◆ CHALLENGE ◆
Bring together all lines of the material below that contain the string "kidney".

>> BEGIN DATA PROVIDED

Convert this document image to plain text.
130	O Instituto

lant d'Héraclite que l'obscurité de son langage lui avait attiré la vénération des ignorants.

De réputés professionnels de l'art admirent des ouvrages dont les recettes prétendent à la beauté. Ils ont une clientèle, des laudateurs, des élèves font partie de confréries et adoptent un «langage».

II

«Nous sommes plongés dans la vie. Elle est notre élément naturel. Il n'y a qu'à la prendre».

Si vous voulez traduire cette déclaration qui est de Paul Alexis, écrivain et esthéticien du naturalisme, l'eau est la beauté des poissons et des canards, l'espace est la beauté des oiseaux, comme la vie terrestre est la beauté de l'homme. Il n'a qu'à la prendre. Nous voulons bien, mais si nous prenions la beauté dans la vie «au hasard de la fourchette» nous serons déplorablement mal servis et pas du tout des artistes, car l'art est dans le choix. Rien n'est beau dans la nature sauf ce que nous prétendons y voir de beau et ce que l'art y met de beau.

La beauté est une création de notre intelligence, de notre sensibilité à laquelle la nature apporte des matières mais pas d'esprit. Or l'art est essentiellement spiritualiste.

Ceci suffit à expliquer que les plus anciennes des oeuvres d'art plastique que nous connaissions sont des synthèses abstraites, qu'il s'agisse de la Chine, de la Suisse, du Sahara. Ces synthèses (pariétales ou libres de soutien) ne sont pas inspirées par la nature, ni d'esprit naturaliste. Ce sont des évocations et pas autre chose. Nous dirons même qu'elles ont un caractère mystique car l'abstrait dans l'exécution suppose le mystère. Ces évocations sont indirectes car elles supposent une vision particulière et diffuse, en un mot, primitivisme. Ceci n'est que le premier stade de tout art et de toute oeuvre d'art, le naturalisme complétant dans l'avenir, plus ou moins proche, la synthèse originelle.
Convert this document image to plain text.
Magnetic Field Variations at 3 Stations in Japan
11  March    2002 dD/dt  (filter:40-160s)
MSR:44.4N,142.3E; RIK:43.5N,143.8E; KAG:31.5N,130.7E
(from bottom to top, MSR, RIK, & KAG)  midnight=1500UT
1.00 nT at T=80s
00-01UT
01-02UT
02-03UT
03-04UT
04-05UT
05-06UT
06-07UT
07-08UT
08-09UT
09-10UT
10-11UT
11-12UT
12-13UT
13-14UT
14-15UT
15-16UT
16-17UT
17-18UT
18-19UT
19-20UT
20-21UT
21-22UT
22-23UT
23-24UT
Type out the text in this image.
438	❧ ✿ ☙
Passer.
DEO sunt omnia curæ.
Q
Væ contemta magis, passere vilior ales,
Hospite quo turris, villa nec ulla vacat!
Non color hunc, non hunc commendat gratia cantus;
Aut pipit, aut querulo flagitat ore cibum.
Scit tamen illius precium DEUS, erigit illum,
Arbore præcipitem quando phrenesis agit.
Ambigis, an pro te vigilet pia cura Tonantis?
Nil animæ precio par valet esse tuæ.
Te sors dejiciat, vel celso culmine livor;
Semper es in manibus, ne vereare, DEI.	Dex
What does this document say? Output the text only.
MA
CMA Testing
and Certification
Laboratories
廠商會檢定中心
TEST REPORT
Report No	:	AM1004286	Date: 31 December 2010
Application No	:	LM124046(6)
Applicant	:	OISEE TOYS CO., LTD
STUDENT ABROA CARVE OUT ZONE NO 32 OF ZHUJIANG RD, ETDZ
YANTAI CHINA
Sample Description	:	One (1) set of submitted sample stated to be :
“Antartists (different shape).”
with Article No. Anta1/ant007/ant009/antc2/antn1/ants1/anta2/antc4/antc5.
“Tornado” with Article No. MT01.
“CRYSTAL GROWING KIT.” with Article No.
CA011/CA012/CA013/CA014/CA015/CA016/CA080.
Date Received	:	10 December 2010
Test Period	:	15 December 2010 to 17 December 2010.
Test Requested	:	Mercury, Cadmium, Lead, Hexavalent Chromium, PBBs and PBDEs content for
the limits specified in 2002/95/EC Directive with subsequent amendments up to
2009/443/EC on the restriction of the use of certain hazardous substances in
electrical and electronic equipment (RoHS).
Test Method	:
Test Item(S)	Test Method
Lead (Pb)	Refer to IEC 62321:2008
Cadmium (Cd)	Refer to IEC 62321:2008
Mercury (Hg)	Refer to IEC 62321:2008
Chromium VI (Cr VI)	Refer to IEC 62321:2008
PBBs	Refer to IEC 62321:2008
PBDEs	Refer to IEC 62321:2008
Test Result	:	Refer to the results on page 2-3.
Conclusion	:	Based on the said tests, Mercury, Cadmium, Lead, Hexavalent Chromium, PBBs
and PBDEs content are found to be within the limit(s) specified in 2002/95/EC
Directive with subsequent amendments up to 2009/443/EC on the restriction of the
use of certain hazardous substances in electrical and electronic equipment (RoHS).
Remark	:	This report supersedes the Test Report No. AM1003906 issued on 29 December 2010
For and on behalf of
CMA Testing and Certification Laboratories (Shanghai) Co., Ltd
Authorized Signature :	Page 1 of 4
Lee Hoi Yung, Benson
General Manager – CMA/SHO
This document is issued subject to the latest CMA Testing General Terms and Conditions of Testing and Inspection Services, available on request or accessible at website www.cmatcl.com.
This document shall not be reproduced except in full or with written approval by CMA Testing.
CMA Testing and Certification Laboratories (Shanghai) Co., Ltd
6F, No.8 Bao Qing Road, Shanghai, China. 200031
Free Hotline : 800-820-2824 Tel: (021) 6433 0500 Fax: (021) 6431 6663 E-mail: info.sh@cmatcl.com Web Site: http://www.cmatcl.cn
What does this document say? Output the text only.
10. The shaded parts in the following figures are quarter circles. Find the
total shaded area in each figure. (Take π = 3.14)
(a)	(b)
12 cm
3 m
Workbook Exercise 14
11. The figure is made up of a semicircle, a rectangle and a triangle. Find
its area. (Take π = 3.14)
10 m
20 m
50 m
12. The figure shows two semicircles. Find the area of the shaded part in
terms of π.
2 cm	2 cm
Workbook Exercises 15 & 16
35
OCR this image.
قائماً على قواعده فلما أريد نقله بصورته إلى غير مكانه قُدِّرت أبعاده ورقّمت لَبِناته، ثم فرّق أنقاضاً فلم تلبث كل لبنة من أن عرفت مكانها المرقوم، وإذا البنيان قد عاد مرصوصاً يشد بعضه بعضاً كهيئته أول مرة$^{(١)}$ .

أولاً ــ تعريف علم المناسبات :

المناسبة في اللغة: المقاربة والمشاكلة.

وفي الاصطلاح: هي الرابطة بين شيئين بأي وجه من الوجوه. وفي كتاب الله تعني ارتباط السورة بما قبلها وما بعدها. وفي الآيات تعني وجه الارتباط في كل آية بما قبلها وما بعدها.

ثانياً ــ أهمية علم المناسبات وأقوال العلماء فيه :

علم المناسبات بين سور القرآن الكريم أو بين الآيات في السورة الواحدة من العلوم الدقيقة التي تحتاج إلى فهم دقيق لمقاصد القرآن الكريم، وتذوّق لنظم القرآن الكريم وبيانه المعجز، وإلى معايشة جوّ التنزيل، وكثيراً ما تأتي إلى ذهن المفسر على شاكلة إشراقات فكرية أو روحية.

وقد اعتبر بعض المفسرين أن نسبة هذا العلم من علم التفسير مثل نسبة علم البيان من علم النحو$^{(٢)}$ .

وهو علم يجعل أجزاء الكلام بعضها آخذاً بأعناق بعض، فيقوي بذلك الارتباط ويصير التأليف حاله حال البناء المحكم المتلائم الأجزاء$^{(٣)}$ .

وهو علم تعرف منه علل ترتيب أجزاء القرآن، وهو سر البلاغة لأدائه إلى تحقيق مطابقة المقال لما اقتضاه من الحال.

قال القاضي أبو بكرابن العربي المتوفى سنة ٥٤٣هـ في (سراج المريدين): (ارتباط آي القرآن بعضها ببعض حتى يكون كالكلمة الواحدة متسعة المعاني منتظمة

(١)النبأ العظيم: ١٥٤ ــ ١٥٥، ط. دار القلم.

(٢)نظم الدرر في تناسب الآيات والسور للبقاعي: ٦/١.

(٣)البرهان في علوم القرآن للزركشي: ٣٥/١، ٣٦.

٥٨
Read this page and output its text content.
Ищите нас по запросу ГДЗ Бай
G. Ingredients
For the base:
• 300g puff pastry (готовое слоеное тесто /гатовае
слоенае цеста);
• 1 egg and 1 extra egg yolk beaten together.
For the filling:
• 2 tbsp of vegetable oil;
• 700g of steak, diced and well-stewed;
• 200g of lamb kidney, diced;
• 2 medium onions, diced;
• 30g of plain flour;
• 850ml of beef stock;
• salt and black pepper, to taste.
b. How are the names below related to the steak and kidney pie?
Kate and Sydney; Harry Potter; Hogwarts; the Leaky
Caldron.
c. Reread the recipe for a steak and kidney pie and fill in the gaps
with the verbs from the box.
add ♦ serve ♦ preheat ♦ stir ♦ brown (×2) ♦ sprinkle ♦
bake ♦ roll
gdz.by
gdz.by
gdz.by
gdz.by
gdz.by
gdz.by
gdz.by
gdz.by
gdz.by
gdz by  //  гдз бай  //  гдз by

>> END DATA PROVIDED

◆ ANSWER BELOW ◆
• 200g of lamb kidney, diced;
b. How are the names below related to the steak and kidney pie?
c. Reread the recipe for a steak and kidney pie and fill in the gaps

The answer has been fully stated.